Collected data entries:
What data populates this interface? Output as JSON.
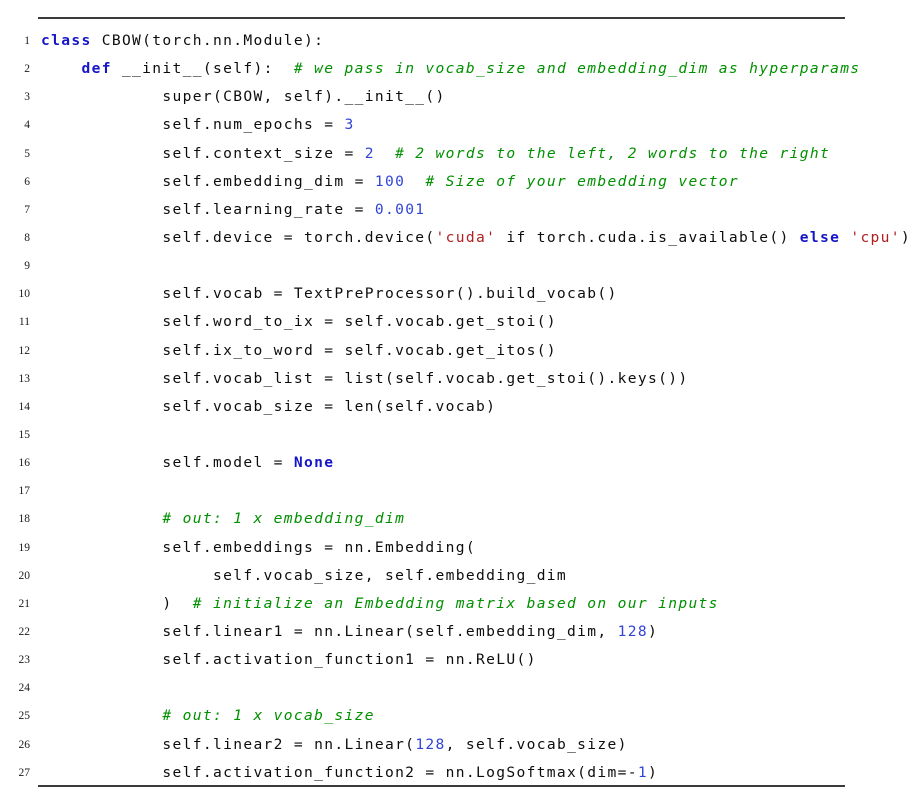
{
  "document": {
    "kind": "code-listing",
    "language": "Python",
    "rules": {
      "top": true,
      "bottom": true
    },
    "colors": {
      "keyword": "#1616c8",
      "number": "#2f44d6",
      "string": "#b02020",
      "comment": "#009000",
      "plain": "#0d0d0d",
      "rule": "#3a3a3a",
      "line_number": "#1c1c1c",
      "background": "#ffffff"
    }
  },
  "lines": [
    {
      "number": "1",
      "plain": "class CBOW(torch.nn.Module):",
      "tokens": [
        {
          "t": "class",
          "k": "kw"
        },
        {
          "t": " CBOW(torch.nn.Module):",
          "k": "pln"
        }
      ]
    },
    {
      "number": "2",
      "plain": "    def __init__(self):  # we pass in vocab_size and embedding_dim as hyperparams",
      "tokens": [
        {
          "t": "    ",
          "k": "pln"
        },
        {
          "t": "def",
          "k": "kw"
        },
        {
          "t": " __init__(self):  ",
          "k": "pln"
        },
        {
          "t": "# we pass in vocab_size and embedding_dim as hyperparams",
          "k": "cmt"
        }
      ]
    },
    {
      "number": "3",
      "plain": "            super(CBOW, self).__init__()",
      "tokens": [
        {
          "t": "            super(CBOW, self).__init__()",
          "k": "pln"
        }
      ]
    },
    {
      "number": "4",
      "plain": "            self.num_epochs = 3",
      "tokens": [
        {
          "t": "            self.num_epochs = ",
          "k": "pln"
        },
        {
          "t": "3",
          "k": "num"
        }
      ]
    },
    {
      "number": "5",
      "plain": "            self.context_size = 2  # 2 words to the left, 2 words to the right",
      "tokens": [
        {
          "t": "            self.context_size = ",
          "k": "pln"
        },
        {
          "t": "2",
          "k": "num"
        },
        {
          "t": "  ",
          "k": "pln"
        },
        {
          "t": "# 2 words to the left, 2 words to the right",
          "k": "cmt"
        }
      ]
    },
    {
      "number": "6",
      "plain": "            self.embedding_dim = 100  # Size of your embedding vector",
      "tokens": [
        {
          "t": "            self.embedding_dim = ",
          "k": "pln"
        },
        {
          "t": "100",
          "k": "num"
        },
        {
          "t": "  ",
          "k": "pln"
        },
        {
          "t": "# Size of your embedding vector",
          "k": "cmt"
        }
      ]
    },
    {
      "number": "7",
      "plain": "            self.learning_rate = 0.001",
      "tokens": [
        {
          "t": "            self.learning_rate = ",
          "k": "pln"
        },
        {
          "t": "0.001",
          "k": "num"
        }
      ]
    },
    {
      "number": "8",
      "plain": "            self.device = torch.device('cuda' if torch.cuda.is_available() else 'cpu')",
      "tokens": [
        {
          "t": "            self.device = torch.device(",
          "k": "pln"
        },
        {
          "t": "'cuda'",
          "k": "str"
        },
        {
          "t": " if torch.cuda.is_available() ",
          "k": "pln"
        },
        {
          "t": "else",
          "k": "kw"
        },
        {
          "t": " ",
          "k": "pln"
        },
        {
          "t": "'cpu'",
          "k": "str"
        },
        {
          "t": ")",
          "k": "pln"
        }
      ]
    },
    {
      "number": "9",
      "plain": "",
      "tokens": []
    },
    {
      "number": "10",
      "plain": "            self.vocab = TextPreProcessor().build_vocab()",
      "tokens": [
        {
          "t": "            self.vocab = TextPreProcessor().build_vocab()",
          "k": "pln"
        }
      ]
    },
    {
      "number": "11",
      "plain": "            self.word_to_ix = self.vocab.get_stoi()",
      "tokens": [
        {
          "t": "            self.word_to_ix = self.vocab.get_stoi()",
          "k": "pln"
        }
      ]
    },
    {
      "number": "12",
      "plain": "            self.ix_to_word = self.vocab.get_itos()",
      "tokens": [
        {
          "t": "            self.ix_to_word = self.vocab.get_itos()",
          "k": "pln"
        }
      ]
    },
    {
      "number": "13",
      "plain": "            self.vocab_list = list(self.vocab.get_stoi().keys())",
      "tokens": [
        {
          "t": "            self.vocab_list = list(self.vocab.get_stoi().keys())",
          "k": "pln"
        }
      ]
    },
    {
      "number": "14",
      "plain": "            self.vocab_size = len(self.vocab)",
      "tokens": [
        {
          "t": "            self.vocab_size = len(self.vocab)",
          "k": "pln"
        }
      ]
    },
    {
      "number": "15",
      "plain": "",
      "tokens": []
    },
    {
      "number": "16",
      "plain": "            self.model = None",
      "tokens": [
        {
          "t": "            self.model = ",
          "k": "pln"
        },
        {
          "t": "None",
          "k": "kw"
        }
      ]
    },
    {
      "number": "17",
      "plain": "",
      "tokens": []
    },
    {
      "number": "18",
      "plain": "            # out: 1 x embedding_dim",
      "tokens": [
        {
          "t": "            ",
          "k": "pln"
        },
        {
          "t": "# out: 1 x embedding_dim",
          "k": "cmt"
        }
      ]
    },
    {
      "number": "19",
      "plain": "            self.embeddings = nn.Embedding(",
      "tokens": [
        {
          "t": "            self.embeddings = nn.Embedding(",
          "k": "pln"
        }
      ]
    },
    {
      "number": "20",
      "plain": "                 self.vocab_size, self.embedding_dim",
      "tokens": [
        {
          "t": "                 self.vocab_size, self.embedding_dim",
          "k": "pln"
        }
      ]
    },
    {
      "number": "21",
      "plain": "            )  # initialize an Embedding matrix based on our inputs",
      "tokens": [
        {
          "t": "            )  ",
          "k": "pln"
        },
        {
          "t": "# initialize an Embedding matrix based on our inputs",
          "k": "cmt"
        }
      ]
    },
    {
      "number": "22",
      "plain": "            self.linear1 = nn.Linear(self.embedding_dim, 128)",
      "tokens": [
        {
          "t": "            self.linear1 = nn.Linear(self.embedding_dim, ",
          "k": "pln"
        },
        {
          "t": "128",
          "k": "num"
        },
        {
          "t": ")",
          "k": "pln"
        }
      ]
    },
    {
      "number": "23",
      "plain": "            self.activation_function1 = nn.ReLU()",
      "tokens": [
        {
          "t": "            self.activation_function1 = nn.ReLU()",
          "k": "pln"
        }
      ]
    },
    {
      "number": "24",
      "plain": "",
      "tokens": []
    },
    {
      "number": "25",
      "plain": "            # out: 1 x vocab_size",
      "tokens": [
        {
          "t": "            ",
          "k": "pln"
        },
        {
          "t": "# out: 1 x vocab_size",
          "k": "cmt"
        }
      ]
    },
    {
      "number": "26",
      "plain": "            self.linear2 = nn.Linear(128, self.vocab_size)",
      "tokens": [
        {
          "t": "            self.linear2 = nn.Linear(",
          "k": "pln"
        },
        {
          "t": "128",
          "k": "num"
        },
        {
          "t": ", self.vocab_size)",
          "k": "pln"
        }
      ]
    },
    {
      "number": "27",
      "plain": "            self.activation_function2 = nn.LogSoftmax(dim=-1)",
      "tokens": [
        {
          "t": "            self.activation_function2 = nn.LogSoftmax(dim=-",
          "k": "pln"
        },
        {
          "t": "1",
          "k": "num"
        },
        {
          "t": ")",
          "k": "pln"
        }
      ]
    }
  ]
}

Task description: The answer is a single number: how many lines include the word "Module"?

Task result: 2